> **Job**:
Some lines of these records may hold the word "from"; state how many, using only the number.

> **Working data**:

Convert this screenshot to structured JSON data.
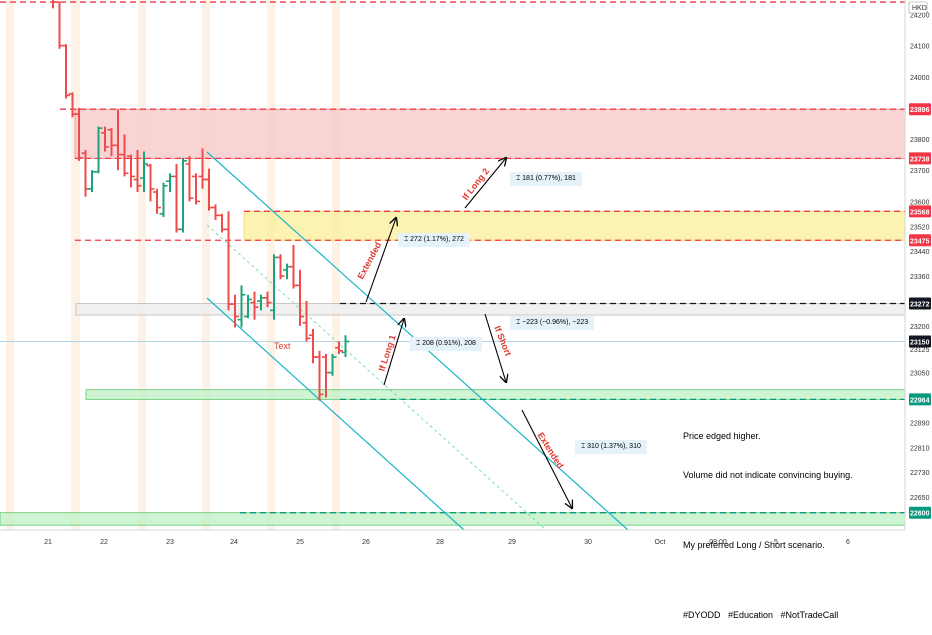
{
  "chart_data": {
    "type": "candlestick",
    "currency": "HKD",
    "ylim": [
      22560,
      24250
    ],
    "y_ticks": [
      24200,
      24100,
      24000,
      23800,
      23700,
      23600,
      23520,
      23440,
      23360,
      23200,
      23125,
      23050,
      22890,
      22810,
      22730,
      22650
    ],
    "x_ticks": [
      "21",
      "22",
      "23",
      "24",
      "25",
      "26",
      "28",
      "29",
      "30",
      "Oct",
      "08:00",
      "5",
      "6"
    ],
    "price_labels": [
      {
        "value": 23896,
        "color": "#f23645"
      },
      {
        "value": 23738,
        "color": "#f23645"
      },
      {
        "value": 23568,
        "color": "#f23645"
      },
      {
        "value": 23475,
        "color": "#f23645"
      },
      {
        "value": 23272,
        "color": "#131722"
      },
      {
        "value": 23150,
        "color": "#131722"
      },
      {
        "value": 22964,
        "color": "#089981"
      },
      {
        "value": 22600,
        "color": "#089981"
      }
    ],
    "levels": [
      {
        "value": 24240,
        "color": "#f23645"
      },
      {
        "value": 23896,
        "color": "#f23645"
      },
      {
        "value": 23738,
        "color": "#f23645"
      },
      {
        "value": 23568,
        "color": "#f23645"
      },
      {
        "value": 23475,
        "color": "#f23645"
      },
      {
        "value": 23272,
        "color": "#131722"
      },
      {
        "value": 22964,
        "color": "#089981"
      },
      {
        "value": 22600,
        "color": "#089981"
      }
    ],
    "zones": [
      {
        "from": 23738,
        "to": 23896,
        "color": "red"
      },
      {
        "from": 23475,
        "to": 23568,
        "color": "yellow"
      },
      {
        "from": 23235,
        "to": 23272,
        "color": "gray"
      },
      {
        "from": 22964,
        "to": 22995,
        "color": "green"
      },
      {
        "from": 22560,
        "to": 22600,
        "color": "green"
      }
    ],
    "bars": [
      {
        "o": 24270,
        "h": 24290,
        "l": 24250,
        "c": 24260
      },
      {
        "o": 24270,
        "h": 24280,
        "l": 24220,
        "c": 24240
      },
      {
        "o": 24240,
        "h": 24240,
        "l": 24090,
        "c": 24100
      },
      {
        "o": 24100,
        "h": 24105,
        "l": 23930,
        "c": 23940
      },
      {
        "o": 23945,
        "h": 23950,
        "l": 23870,
        "c": 23880
      },
      {
        "o": 23880,
        "h": 23900,
        "l": 23730,
        "c": 23740
      },
      {
        "o": 23755,
        "h": 23765,
        "l": 23615,
        "c": 23640
      },
      {
        "o": 23640,
        "h": 23700,
        "l": 23630,
        "c": 23695
      },
      {
        "o": 23695,
        "h": 23840,
        "l": 23690,
        "c": 23835
      },
      {
        "o": 23820,
        "h": 23840,
        "l": 23760,
        "c": 23775
      },
      {
        "o": 23830,
        "h": 23835,
        "l": 23745,
        "c": 23780
      },
      {
        "o": 23780,
        "h": 23895,
        "l": 23700,
        "c": 23750
      },
      {
        "o": 23750,
        "h": 23815,
        "l": 23680,
        "c": 23690
      },
      {
        "o": 23745,
        "h": 23750,
        "l": 23645,
        "c": 23680
      },
      {
        "o": 23670,
        "h": 23765,
        "l": 23630,
        "c": 23650
      },
      {
        "o": 23675,
        "h": 23760,
        "l": 23630,
        "c": 23720
      },
      {
        "o": 23715,
        "h": 23720,
        "l": 23600,
        "c": 23640
      },
      {
        "o": 23630,
        "h": 23640,
        "l": 23560,
        "c": 23580
      },
      {
        "o": 23560,
        "h": 23660,
        "l": 23550,
        "c": 23650
      },
      {
        "o": 23665,
        "h": 23690,
        "l": 23630,
        "c": 23680
      },
      {
        "o": 23680,
        "h": 23720,
        "l": 23500,
        "c": 23510
      },
      {
        "o": 23510,
        "h": 23740,
        "l": 23500,
        "c": 23730
      },
      {
        "o": 23720,
        "h": 23745,
        "l": 23600,
        "c": 23610
      },
      {
        "o": 23680,
        "h": 23690,
        "l": 23590,
        "c": 23600
      },
      {
        "o": 23680,
        "h": 23770,
        "l": 23640,
        "c": 23670
      },
      {
        "o": 23670,
        "h": 23705,
        "l": 23570,
        "c": 23580
      },
      {
        "o": 23580,
        "h": 23590,
        "l": 23540,
        "c": 23555
      },
      {
        "o": 23555,
        "h": 23560,
        "l": 23500,
        "c": 23510
      },
      {
        "o": 23510,
        "h": 23568,
        "l": 23250,
        "c": 23270
      },
      {
        "o": 23270,
        "h": 23300,
        "l": 23195,
        "c": 23230
      },
      {
        "o": 23220,
        "h": 23330,
        "l": 23195,
        "c": 23300
      },
      {
        "o": 23230,
        "h": 23300,
        "l": 23225,
        "c": 23285
      },
      {
        "o": 23275,
        "h": 23310,
        "l": 23220,
        "c": 23260
      },
      {
        "o": 23280,
        "h": 23300,
        "l": 23250,
        "c": 23290
      },
      {
        "o": 23290,
        "h": 23310,
        "l": 23260,
        "c": 23275
      },
      {
        "o": 23250,
        "h": 23430,
        "l": 23220,
        "c": 23420
      },
      {
        "o": 23420,
        "h": 23430,
        "l": 23350,
        "c": 23360
      },
      {
        "o": 23380,
        "h": 23400,
        "l": 23350,
        "c": 23390
      },
      {
        "o": 23390,
        "h": 23460,
        "l": 23320,
        "c": 23330
      },
      {
        "o": 23330,
        "h": 23380,
        "l": 23200,
        "c": 23230
      },
      {
        "o": 23210,
        "h": 23280,
        "l": 23150,
        "c": 23160
      },
      {
        "o": 23170,
        "h": 23190,
        "l": 23080,
        "c": 23100
      },
      {
        "o": 23100,
        "h": 23120,
        "l": 22960,
        "c": 22980
      },
      {
        "o": 23100,
        "h": 23110,
        "l": 22970,
        "c": 23050
      },
      {
        "o": 23050,
        "h": 23110,
        "l": 23040,
        "c": 23100
      },
      {
        "o": 23130,
        "h": 23150,
        "l": 23110,
        "c": 23120
      },
      {
        "o": 23115,
        "h": 23170,
        "l": 23100,
        "c": 23150
      }
    ],
    "annotations": {
      "text_marker": "Text",
      "note_lines": [
        "Price edged higher.",
        "Volume did not indicate convincing buying.",
        "",
        "My preferred Long / Short scenario.",
        "",
        "#DYODD   #Education   #NotTradeCall"
      ],
      "arrow_labels": [
        "Extended",
        "If Long 2",
        "If Long 1",
        "If Short",
        "Extended"
      ],
      "measures": [
        "181 (0.77%), 181",
        "272 (1.17%), 272",
        "208 (0.91%), 208",
        "−223 (−0.96%), −223",
        "310 (1.37%), 310"
      ]
    }
  }
}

> **Solution**:
5